* Exercise prompt
Tally the lines holding the word "this" and state the count by itself.

* Dataset records
— start —

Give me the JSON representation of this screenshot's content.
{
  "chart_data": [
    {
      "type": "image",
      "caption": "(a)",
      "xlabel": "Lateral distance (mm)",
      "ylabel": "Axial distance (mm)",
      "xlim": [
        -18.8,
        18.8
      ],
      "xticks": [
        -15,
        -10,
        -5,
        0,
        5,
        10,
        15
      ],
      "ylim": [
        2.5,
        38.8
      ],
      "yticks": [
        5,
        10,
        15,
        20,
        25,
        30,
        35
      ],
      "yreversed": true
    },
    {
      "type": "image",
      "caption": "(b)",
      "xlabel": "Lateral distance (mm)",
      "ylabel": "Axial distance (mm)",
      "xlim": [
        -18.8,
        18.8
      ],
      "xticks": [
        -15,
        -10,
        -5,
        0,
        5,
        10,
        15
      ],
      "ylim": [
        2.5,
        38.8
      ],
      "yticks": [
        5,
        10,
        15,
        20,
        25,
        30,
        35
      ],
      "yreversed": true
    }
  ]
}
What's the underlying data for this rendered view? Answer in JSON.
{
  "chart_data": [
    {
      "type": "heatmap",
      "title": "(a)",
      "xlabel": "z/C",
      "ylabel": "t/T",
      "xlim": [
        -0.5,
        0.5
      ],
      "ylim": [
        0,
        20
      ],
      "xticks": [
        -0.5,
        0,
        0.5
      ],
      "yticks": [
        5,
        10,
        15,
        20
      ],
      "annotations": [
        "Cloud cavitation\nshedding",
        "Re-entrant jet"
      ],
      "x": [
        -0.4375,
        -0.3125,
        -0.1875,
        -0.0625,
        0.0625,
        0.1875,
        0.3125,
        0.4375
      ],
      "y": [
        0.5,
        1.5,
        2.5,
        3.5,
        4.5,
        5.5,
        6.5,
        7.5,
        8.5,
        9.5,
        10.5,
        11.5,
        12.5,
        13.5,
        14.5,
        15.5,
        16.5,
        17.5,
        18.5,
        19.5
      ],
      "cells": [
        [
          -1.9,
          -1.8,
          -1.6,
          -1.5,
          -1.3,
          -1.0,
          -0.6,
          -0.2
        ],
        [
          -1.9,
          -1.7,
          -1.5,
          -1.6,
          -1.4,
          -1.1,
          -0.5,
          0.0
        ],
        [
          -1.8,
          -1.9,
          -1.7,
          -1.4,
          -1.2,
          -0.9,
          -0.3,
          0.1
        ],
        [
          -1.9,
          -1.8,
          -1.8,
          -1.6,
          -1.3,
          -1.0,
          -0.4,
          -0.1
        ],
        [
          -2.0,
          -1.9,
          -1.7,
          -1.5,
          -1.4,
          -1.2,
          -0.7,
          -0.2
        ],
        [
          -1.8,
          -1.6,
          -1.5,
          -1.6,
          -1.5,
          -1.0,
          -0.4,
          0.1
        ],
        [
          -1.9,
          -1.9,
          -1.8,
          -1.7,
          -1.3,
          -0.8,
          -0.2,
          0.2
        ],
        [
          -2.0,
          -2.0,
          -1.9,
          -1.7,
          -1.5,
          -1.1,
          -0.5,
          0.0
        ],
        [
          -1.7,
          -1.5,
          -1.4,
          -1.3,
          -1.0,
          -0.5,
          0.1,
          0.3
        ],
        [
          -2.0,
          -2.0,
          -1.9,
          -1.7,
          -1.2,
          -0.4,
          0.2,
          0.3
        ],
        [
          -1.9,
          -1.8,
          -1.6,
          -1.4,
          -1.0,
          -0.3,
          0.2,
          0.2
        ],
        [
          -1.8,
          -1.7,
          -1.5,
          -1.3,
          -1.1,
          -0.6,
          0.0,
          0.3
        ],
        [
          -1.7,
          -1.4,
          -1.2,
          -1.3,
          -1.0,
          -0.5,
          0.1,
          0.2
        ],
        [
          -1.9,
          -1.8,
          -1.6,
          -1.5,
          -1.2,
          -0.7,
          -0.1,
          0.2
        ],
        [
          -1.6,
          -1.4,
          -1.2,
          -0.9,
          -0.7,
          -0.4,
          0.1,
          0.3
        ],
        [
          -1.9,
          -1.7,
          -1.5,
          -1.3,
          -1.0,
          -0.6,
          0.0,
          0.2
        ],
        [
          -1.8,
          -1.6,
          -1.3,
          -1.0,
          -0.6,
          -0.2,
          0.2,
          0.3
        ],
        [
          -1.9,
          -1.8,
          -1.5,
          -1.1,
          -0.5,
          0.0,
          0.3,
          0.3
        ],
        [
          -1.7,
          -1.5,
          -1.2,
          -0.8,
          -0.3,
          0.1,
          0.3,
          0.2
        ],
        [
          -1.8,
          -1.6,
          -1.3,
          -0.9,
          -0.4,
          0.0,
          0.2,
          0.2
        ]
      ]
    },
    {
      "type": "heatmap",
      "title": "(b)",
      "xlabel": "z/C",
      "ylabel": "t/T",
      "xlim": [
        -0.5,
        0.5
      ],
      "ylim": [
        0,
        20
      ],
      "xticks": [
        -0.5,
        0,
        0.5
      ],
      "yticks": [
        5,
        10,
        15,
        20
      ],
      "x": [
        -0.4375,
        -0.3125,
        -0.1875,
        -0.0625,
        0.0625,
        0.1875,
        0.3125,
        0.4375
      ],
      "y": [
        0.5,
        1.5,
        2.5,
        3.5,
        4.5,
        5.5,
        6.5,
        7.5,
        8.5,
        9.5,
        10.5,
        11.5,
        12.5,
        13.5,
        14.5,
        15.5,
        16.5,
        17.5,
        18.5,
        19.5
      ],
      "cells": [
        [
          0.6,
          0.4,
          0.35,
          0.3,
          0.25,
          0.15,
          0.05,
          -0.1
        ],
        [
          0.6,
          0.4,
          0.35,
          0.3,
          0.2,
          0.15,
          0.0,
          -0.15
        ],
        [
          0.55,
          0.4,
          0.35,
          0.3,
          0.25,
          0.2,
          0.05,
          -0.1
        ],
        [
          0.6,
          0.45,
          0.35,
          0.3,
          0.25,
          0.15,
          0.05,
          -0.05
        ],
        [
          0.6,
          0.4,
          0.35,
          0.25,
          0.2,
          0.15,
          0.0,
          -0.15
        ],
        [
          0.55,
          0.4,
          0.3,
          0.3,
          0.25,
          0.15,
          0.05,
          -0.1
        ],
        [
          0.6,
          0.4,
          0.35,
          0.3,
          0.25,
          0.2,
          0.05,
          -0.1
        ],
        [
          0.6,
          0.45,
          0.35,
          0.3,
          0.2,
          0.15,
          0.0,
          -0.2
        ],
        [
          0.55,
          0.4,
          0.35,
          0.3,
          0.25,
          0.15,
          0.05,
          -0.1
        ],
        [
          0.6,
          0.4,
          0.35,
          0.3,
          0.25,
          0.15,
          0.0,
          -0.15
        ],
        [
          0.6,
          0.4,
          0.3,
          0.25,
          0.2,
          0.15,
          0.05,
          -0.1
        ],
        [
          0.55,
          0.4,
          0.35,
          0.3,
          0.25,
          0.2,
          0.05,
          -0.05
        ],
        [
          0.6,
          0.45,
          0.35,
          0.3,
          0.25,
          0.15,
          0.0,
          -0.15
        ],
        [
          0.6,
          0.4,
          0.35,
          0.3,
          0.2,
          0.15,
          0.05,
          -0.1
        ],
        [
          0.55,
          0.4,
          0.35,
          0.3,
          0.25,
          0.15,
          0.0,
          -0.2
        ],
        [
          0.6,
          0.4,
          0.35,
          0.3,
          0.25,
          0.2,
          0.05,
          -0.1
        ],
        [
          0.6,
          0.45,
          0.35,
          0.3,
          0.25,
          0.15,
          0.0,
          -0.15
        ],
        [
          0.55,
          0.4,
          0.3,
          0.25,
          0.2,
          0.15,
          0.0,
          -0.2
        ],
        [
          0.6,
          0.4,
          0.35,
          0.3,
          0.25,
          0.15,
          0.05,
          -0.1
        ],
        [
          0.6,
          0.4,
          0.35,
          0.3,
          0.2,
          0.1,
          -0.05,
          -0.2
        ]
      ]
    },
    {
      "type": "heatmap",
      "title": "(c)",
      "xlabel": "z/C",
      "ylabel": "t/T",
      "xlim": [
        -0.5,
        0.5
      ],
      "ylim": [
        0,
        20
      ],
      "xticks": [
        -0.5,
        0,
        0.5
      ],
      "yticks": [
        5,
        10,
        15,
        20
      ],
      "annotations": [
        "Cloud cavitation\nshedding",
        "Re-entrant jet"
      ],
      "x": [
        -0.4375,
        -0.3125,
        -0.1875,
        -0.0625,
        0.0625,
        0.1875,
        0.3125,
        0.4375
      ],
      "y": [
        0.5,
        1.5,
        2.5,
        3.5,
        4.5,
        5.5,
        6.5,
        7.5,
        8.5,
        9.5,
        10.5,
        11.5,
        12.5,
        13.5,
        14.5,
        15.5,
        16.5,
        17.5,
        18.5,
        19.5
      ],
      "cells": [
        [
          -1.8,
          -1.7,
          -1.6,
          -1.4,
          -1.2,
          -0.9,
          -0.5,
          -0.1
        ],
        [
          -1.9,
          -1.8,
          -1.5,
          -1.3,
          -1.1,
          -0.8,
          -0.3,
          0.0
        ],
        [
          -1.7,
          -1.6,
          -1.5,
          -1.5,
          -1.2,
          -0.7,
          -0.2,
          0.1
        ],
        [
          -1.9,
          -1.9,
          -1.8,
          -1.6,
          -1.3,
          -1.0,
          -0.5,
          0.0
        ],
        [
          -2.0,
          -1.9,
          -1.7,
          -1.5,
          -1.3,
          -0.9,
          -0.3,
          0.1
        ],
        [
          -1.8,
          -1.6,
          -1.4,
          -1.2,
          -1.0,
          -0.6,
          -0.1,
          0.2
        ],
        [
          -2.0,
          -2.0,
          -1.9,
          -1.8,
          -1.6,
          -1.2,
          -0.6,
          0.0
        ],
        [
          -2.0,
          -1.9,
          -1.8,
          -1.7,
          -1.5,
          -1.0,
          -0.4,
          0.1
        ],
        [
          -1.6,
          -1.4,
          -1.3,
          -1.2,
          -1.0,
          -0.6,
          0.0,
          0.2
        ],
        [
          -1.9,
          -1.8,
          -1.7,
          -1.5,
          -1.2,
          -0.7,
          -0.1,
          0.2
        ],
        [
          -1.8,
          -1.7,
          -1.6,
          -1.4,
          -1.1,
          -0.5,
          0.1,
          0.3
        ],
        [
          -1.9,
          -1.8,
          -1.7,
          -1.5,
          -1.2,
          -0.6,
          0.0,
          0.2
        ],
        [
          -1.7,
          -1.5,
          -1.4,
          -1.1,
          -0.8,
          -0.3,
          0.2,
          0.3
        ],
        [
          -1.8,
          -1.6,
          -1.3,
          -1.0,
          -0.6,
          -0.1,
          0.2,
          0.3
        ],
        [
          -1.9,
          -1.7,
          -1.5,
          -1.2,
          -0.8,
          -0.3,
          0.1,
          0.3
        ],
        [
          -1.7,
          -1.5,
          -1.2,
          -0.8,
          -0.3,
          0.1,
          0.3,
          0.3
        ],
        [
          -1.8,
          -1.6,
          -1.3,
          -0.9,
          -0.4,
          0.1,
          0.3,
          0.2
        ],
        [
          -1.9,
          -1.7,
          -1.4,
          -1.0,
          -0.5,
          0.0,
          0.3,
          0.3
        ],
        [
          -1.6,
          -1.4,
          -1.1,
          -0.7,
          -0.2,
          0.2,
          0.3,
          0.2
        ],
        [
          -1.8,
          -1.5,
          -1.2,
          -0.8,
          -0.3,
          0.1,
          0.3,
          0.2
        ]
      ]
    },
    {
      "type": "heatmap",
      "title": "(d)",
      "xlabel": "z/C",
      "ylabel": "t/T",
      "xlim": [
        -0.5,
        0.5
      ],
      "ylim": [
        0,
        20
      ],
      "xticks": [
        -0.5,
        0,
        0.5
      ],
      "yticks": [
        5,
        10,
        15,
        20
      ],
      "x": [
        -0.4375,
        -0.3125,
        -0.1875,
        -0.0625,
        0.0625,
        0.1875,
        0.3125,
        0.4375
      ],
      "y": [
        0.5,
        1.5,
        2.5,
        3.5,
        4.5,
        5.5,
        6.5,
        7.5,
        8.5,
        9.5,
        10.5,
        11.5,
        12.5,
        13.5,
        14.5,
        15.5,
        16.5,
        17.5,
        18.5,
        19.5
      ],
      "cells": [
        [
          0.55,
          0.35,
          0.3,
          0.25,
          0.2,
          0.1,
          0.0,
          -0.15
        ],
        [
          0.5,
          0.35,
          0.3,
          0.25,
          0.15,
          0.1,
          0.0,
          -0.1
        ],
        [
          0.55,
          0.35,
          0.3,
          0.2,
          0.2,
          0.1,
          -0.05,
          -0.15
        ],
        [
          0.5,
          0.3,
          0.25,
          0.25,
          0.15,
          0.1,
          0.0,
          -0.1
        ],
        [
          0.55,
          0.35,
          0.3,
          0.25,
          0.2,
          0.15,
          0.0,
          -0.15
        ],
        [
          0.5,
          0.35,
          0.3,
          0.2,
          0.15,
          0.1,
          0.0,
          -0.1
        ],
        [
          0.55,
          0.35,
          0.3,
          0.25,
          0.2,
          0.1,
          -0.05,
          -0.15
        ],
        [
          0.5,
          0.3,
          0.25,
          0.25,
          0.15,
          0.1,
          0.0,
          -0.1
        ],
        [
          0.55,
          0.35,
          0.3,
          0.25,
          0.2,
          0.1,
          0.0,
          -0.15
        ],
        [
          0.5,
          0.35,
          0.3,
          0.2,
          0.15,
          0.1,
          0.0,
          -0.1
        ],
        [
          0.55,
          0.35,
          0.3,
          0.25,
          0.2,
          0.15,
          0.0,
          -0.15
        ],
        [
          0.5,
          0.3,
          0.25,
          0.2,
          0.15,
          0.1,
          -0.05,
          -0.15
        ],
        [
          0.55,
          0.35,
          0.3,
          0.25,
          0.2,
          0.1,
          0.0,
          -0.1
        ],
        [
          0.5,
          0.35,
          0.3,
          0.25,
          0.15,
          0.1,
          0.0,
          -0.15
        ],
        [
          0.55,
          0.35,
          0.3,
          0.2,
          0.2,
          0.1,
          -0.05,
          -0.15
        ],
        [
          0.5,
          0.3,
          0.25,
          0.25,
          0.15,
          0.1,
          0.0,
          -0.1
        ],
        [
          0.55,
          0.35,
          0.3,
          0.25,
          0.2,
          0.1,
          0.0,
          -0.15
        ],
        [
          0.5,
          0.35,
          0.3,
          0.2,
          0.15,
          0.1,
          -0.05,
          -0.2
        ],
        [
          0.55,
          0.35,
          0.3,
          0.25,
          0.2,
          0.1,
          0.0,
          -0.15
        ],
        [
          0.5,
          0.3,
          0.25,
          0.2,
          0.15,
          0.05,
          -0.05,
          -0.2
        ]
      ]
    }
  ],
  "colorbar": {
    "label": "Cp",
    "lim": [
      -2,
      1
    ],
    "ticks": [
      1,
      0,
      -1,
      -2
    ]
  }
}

— end —

* Response
2